→ Objective
Rewrite the stretch from the start of the entries through the line containing "significance-letter: d xyxy=(1761,219,1788,275)", swapping "error-bar" for "whisker" and leaving everything else unchanged.

→ Data rows
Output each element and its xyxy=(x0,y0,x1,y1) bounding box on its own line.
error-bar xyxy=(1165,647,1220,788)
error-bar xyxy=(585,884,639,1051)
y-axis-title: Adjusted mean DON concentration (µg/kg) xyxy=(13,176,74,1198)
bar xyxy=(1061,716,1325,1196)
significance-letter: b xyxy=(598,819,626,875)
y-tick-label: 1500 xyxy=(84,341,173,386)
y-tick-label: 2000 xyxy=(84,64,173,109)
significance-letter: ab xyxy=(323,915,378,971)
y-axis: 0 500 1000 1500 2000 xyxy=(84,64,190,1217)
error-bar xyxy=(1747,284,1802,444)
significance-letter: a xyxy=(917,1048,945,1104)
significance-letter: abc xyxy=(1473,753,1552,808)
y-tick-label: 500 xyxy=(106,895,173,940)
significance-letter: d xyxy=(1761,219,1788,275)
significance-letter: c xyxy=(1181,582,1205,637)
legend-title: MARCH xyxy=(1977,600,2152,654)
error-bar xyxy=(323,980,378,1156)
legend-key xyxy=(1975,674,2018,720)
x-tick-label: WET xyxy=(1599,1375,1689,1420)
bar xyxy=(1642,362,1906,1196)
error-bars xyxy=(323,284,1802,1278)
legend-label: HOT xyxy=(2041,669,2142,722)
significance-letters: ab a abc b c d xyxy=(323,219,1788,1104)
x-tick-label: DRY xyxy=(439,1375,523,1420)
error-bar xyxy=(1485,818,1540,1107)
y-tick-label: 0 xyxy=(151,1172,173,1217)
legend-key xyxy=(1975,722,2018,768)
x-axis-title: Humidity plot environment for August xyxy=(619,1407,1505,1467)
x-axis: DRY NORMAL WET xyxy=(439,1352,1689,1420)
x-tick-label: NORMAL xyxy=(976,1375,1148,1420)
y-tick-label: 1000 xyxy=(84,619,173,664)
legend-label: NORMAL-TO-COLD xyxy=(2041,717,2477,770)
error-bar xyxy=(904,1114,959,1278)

→ Solution to this exercise
Output each element and its xyxy=(x0,y0,x1,y1) bounding box on its own line.
whisker xyxy=(1165,647,1220,788)
whisker xyxy=(585,884,639,1051)
y-axis-title: Adjusted mean DON concentration (µg/kg) xyxy=(13,176,74,1198)
bar xyxy=(1061,716,1325,1196)
significance-letter: b xyxy=(598,819,626,875)
y-tick-label: 1500 xyxy=(84,341,173,386)
y-tick-label: 2000 xyxy=(84,64,173,109)
significance-letter: ab xyxy=(323,915,378,971)
y-axis: 0 500 1000 1500 2000 xyxy=(84,64,190,1217)
whisker xyxy=(1747,284,1802,444)
significance-letter: a xyxy=(917,1048,945,1104)
significance-letter: abc xyxy=(1473,753,1552,808)
y-tick-label: 500 xyxy=(106,895,173,940)
significance-letter: d xyxy=(1761,219,1788,275)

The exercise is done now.